Work required ▸
In your copy, include every line of the listing below exactly but none of the pictures.
START Extracted material
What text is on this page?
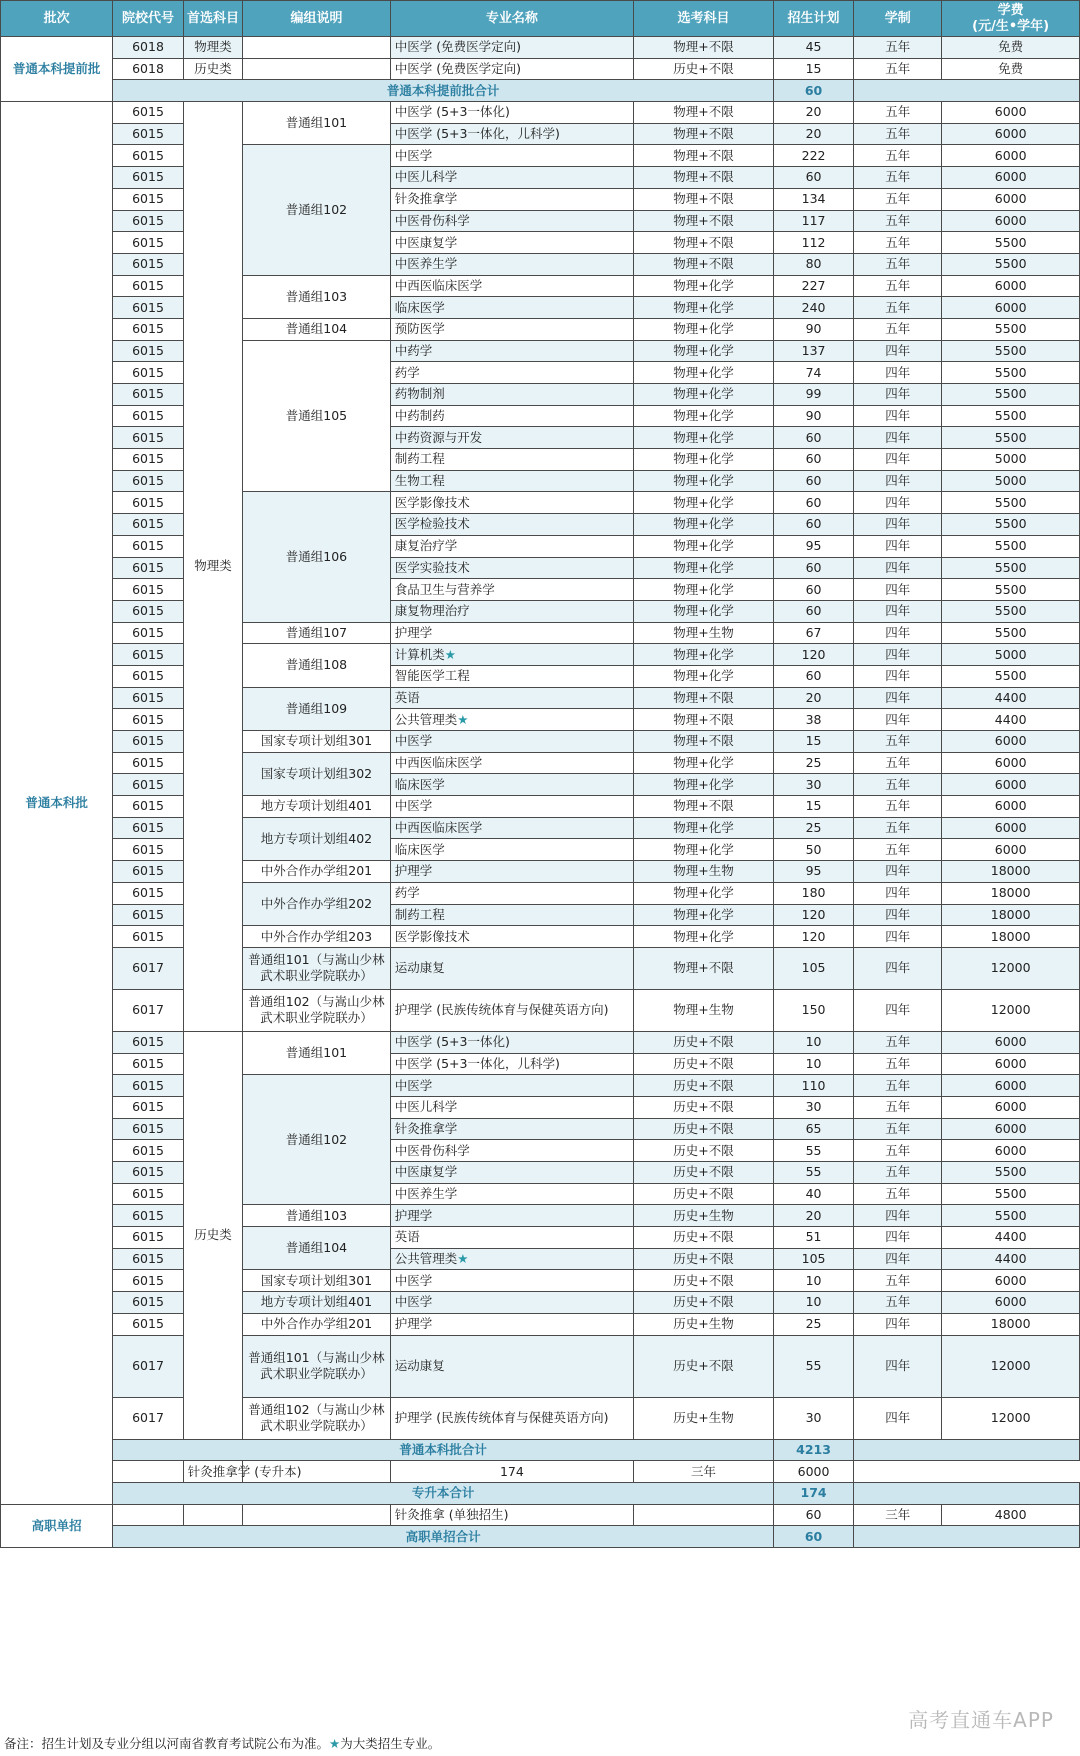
批次	院校代号	首选科目	编组说明	专业名称	选考科目	招生计划	学制	学费
(元/生•学年)
普通本科提前批	6018	物理类		中医学 (免费医学定向)	物理+不限	45	五年	免费
	6018	历史类		中医学 (免费医学定向)	历史+不限	15	五年	免费
	普通本科提前批合计					60		
普通本科批	6015	物理类	普通组101	中医学 (5+3一体化)	物理+不限	20	五年	6000
	6015			中医学 (5+3一体化，儿科学)	物理+不限	20	五年	6000
	6015		普通组102	中医学	物理+不限	222	五年	6000
	6015			中医儿科学	物理+不限	60	五年	6000
	6015			针灸推拿学	物理+不限	134	五年	6000
	6015			中医骨伤科学	物理+不限	117	五年	6000
	6015			中医康复学	物理+不限	112	五年	5500
	6015			中医养生学	物理+不限	80	五年	5500
	6015		普通组103	中西医临床医学	物理+化学	227	五年	6000
	6015			临床医学	物理+化学	240	五年	6000
	6015		普通组104	预防医学	物理+化学	90	五年	5500
	6015		普通组105	中药学	物理+化学	137	四年	5500
	6015			药学	物理+化学	74	四年	5500
	6015			药物制剂	物理+化学	99	四年	5500
	6015			中药制药	物理+化学	90	四年	5500
	6015			中药资源与开发	物理+化学	60	四年	5500
	6015			制药工程	物理+化学	60	四年	5000
	6015			生物工程	物理+化学	60	四年	5000
	6015		普通组106	医学影像技术	物理+化学	60	四年	5500
	6015			医学检验技术	物理+化学	60	四年	5500
	6015			康复治疗学	物理+化学	95	四年	5500
	6015			医学实验技术	物理+化学	60	四年	5500
	6015			食品卫生与营养学	物理+化学	60	四年	5500
	6015			康复物理治疗	物理+化学	60	四年	5500
	6015		普通组107	护理学	物理+生物	67	四年	5500
	6015		普通组108	计算机类★	物理+化学	120	四年	5000
	6015			智能医学工程	物理+化学	60	四年	5500
	6015		普通组109	英语	物理+不限	20	四年	4400
	6015			公共管理类★	物理+不限	38	四年	4400
	6015		国家专项计划组301	中医学	物理+不限	15	五年	6000
	6015		国家专项计划组302	中西医临床医学	物理+化学	25	五年	6000
	6015			临床医学	物理+化学	30	五年	6000
	6015		地方专项计划组401	中医学	物理+不限	15	五年	6000
	6015		地方专项计划组402	中西医临床医学	物理+化学	25	五年	6000
	6015			临床医学	物理+化学	50	五年	6000
	6015		中外合作办学组201	护理学	物理+生物	95	四年	18000
	6015		中外合作办学组202	药学	物理+化学	180	四年	18000
	6015			制药工程	物理+化学	120	四年	18000
	6015		中外合作办学组203	医学影像技术	物理+化学	120	四年	18000
	6017		普通组101（与嵩山少林武术职业学院联办）	运动康复	物理+不限	105	四年	12000
	6017		普通组102（与嵩山少林武术职业学院联办）	护理学 (民族传统体育与保健英语方向)	物理+生物	150	四年	12000
	6015	历史类	普通组101	中医学 (5+3一体化)	历史+不限	10	五年	6000
	6015			中医学 (5+3一体化，儿科学)	历史+不限	10	五年	6000
	6015		普通组102	中医学	历史+不限	110	五年	6000
	6015			中医儿科学	历史+不限	30	五年	6000
	6015			针灸推拿学	历史+不限	65	五年	6000
	6015			中医骨伤科学	历史+不限	55	五年	6000
	6015			中医康复学	历史+不限	55	五年	5500
	6015			中医养生学	历史+不限	40	五年	5500
	6015		普通组103	护理学	历史+生物	20	四年	5500
	6015		普通组104	英语	历史+不限	51	四年	4400
	6015			公共管理类★	历史+不限	105	四年	4400
	6015		国家专项计划组301	中医学	历史+不限	10	五年	6000
	6015		地方专项计划组401	中医学	历史+不限	10	五年	6000
	6015		中外合作办学组201	护理学	历史+生物	25	四年	18000
	6017		普通组101（与嵩山少林武术职业学院联办）	运动康复	历史+不限	55	四年	12000
	6017		普通组102（与嵩山少林武术职业学院联办）	护理学 (民族传统体育与保健英语方向)	历史+生物	30	四年	12000
	普通本科批合计					4213		
		针灸推拿学 (专升本)		174	三年	6000		
	专升本合计					174		
高职单招				针灸推拿 (单独招生)		60	三年	4800
	高职单招合计					60		
高考直通车APP
备注：招生计划及专业分组以河南省教育考试院公布为准。★为大类招生专业。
END Extracted material
Written answer ▸
What text is on this page?
批次	院校代号	首选科目	编组说明	专业名称	选考科目	招生计划	学制	学费
(元/生•学年)
普通本科提前批	6018	物理类		中医学 (免费医学定向)	物理+不限	45	五年	免费
	6018	历史类		中医学 (免费医学定向)	历史+不限	15	五年	免费
	普通本科提前批合计					60		
普通本科批	6015	物理类	普通组101	中医学 (5+3一体化)	物理+不限	20	五年	6000
	6015			中医学 (5+3一体化，儿科学)	物理+不限	20	五年	6000
	6015		普通组102	中医学	物理+不限	222	五年	6000
	6015			中医儿科学	物理+不限	60	五年	6000
	6015			针灸推拿学	物理+不限	134	五年	6000
	6015			中医骨伤科学	物理+不限	117	五年	6000
	6015			中医康复学	物理+不限	112	五年	5500
	6015			中医养生学	物理+不限	80	五年	5500
	6015		普通组103	中西医临床医学	物理+化学	227	五年	6000
	6015			临床医学	物理+化学	240	五年	6000
	6015		普通组104	预防医学	物理+化学	90	五年	5500
	6015		普通组105	中药学	物理+化学	137	四年	5500
	6015			药学	物理+化学	74	四年	5500
	6015			药物制剂	物理+化学	99	四年	5500
	6015			中药制药	物理+化学	90	四年	5500
	6015			中药资源与开发	物理+化学	60	四年	5500
	6015			制药工程	物理+化学	60	四年	5000
	6015			生物工程	物理+化学	60	四年	5000
	6015		普通组106	医学影像技术	物理+化学	60	四年	5500
	6015			医学检验技术	物理+化学	60	四年	5500
	6015			康复治疗学	物理+化学	95	四年	5500
	6015			医学实验技术	物理+化学	60	四年	5500
	6015			食品卫生与营养学	物理+化学	60	四年	5500
	6015			康复物理治疗	物理+化学	60	四年	5500
	6015		普通组107	护理学	物理+生物	67	四年	5500
	6015		普通组108	计算机类★	物理+化学	120	四年	5000
	6015			智能医学工程	物理+化学	60	四年	5500
	6015		普通组109	英语	物理+不限	20	四年	4400
	6015			公共管理类★	物理+不限	38	四年	4400
	6015		国家专项计划组301	中医学	物理+不限	15	五年	6000
	6015		国家专项计划组302	中西医临床医学	物理+化学	25	五年	6000
	6015			临床医学	物理+化学	30	五年	6000
	6015		地方专项计划组401	中医学	物理+不限	15	五年	6000
	6015		地方专项计划组402	中西医临床医学	物理+化学	25	五年	6000
	6015			临床医学	物理+化学	50	五年	6000
	6015		中外合作办学组201	护理学	物理+生物	95	四年	18000
	6015		中外合作办学组202	药学	物理+化学	180	四年	18000
	6015			制药工程	物理+化学	120	四年	18000
	6015		中外合作办学组203	医学影像技术	物理+化学	120	四年	18000
	6017		普通组101（与嵩山少林武术职业学院联办）	运动康复	物理+不限	105	四年	12000
	6017		普通组102（与嵩山少林武术职业学院联办）	护理学 (民族传统体育与保健英语方向)	物理+生物	150	四年	12000
	6015	历史类	普通组101	中医学 (5+3一体化)	历史+不限	10	五年	6000
	6015			中医学 (5+3一体化，儿科学)	历史+不限	10	五年	6000
	6015		普通组102	中医学	历史+不限	110	五年	6000
	6015			中医儿科学	历史+不限	30	五年	6000
	6015			针灸推拿学	历史+不限	65	五年	6000
	6015			中医骨伤科学	历史+不限	55	五年	6000
	6015			中医康复学	历史+不限	55	五年	5500
	6015			中医养生学	历史+不限	40	五年	5500
	6015		普通组103	护理学	历史+生物	20	四年	5500
	6015		普通组104	英语	历史+不限	51	四年	4400
	6015			公共管理类★	历史+不限	105	四年	4400
	6015		国家专项计划组301	中医学	历史+不限	10	五年	6000
	6015		地方专项计划组401	中医学	历史+不限	10	五年	6000
	6015		中外合作办学组201	护理学	历史+生物	25	四年	18000
	6017		普通组101（与嵩山少林武术职业学院联办）	运动康复	历史+不限	55	四年	12000
	6017		普通组102（与嵩山少林武术职业学院联办）	护理学 (民族传统体育与保健英语方向)	历史+生物	30	四年	12000
	普通本科批合计					4213		
		针灸推拿学 (专升本)		174	三年	6000		
	专升本合计					174		
高职单招				针灸推拿 (单独招生)		60	三年	4800
	高职单招合计					60		
高考直通车APP
备注：招生计划及专业分组以河南省教育考试院公布为准。★为大类招生专业。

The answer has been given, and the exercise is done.